** START INFORMATION GIVEN **
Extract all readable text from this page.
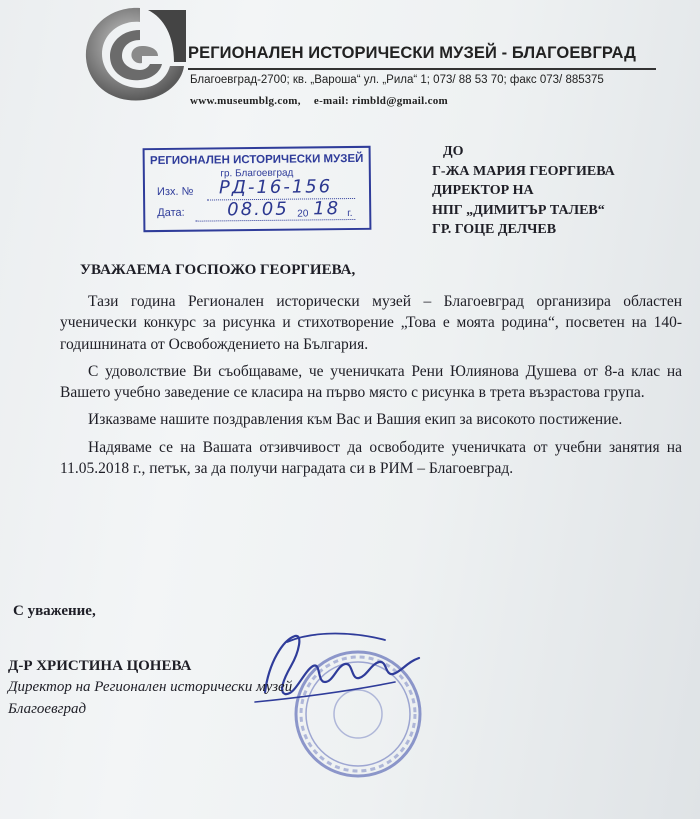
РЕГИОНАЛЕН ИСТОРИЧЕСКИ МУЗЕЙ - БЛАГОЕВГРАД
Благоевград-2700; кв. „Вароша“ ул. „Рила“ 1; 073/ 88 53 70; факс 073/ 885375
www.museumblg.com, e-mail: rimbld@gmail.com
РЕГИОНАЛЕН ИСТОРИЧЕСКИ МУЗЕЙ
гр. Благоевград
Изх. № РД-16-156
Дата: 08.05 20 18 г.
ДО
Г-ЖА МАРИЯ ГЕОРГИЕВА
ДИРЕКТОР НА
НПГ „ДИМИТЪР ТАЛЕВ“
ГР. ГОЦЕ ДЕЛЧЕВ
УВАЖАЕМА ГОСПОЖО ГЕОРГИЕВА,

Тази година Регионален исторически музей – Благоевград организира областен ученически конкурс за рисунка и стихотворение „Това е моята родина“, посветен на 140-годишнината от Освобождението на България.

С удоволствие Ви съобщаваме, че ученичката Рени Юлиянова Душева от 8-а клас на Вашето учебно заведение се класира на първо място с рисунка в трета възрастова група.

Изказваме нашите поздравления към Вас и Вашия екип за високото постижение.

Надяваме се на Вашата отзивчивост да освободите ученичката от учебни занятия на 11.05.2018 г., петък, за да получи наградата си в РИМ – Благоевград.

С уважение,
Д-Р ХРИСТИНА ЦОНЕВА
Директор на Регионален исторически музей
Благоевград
** END INFORMATION GIVEN **
### [PROBLEM REQUIREMENTS]
Leave the pictures out and reproduce each record exactly as written.

### [TASK OUTPUT]
Extract all readable text from this page.
РЕГИОНАЛЕН ИСТОРИЧЕСКИ МУЗЕЙ - БЛАГОЕВГРАД
Благоевград-2700; кв. „Вароша“ ул. „Рила“ 1; 073/ 88 53 70; факс 073/ 885375
www.museumblg.com, e-mail: rimbld@gmail.com
РЕГИОНАЛЕН ИСТОРИЧЕСКИ МУЗЕЙ
гр. Благоевград
Изх. № РД-16-156
Дата: 08.05 20 18 г.
ДО
Г-ЖА МАРИЯ ГЕОРГИЕВА
ДИРЕКТОР НА
НПГ „ДИМИТЪР ТАЛЕВ“
ГР. ГОЦЕ ДЕЛЧЕВ
УВАЖАЕМА ГОСПОЖО ГЕОРГИЕВА,

Тази година Регионален исторически музей – Благоевград организира областен ученически конкурс за рисунка и стихотворение „Това е моята родина“, посветен на 140-годишнината от Освобождението на България.

С удоволствие Ви съобщаваме, че ученичката Рени Юлиянова Душева от 8-а клас на Вашето учебно заведение се класира на първо място с рисунка в трета възрастова група.

Изказваме нашите поздравления към Вас и Вашия екип за високото постижение.

Надяваме се на Вашата отзивчивост да освободите ученичката от учебни занятия на 11.05.2018 г., петък, за да получи наградата си в РИМ – Благоевград.

С уважение,
Д-Р ХРИСТИНА ЦОНЕВА
Директор на Регионален исторически музей
Благоевград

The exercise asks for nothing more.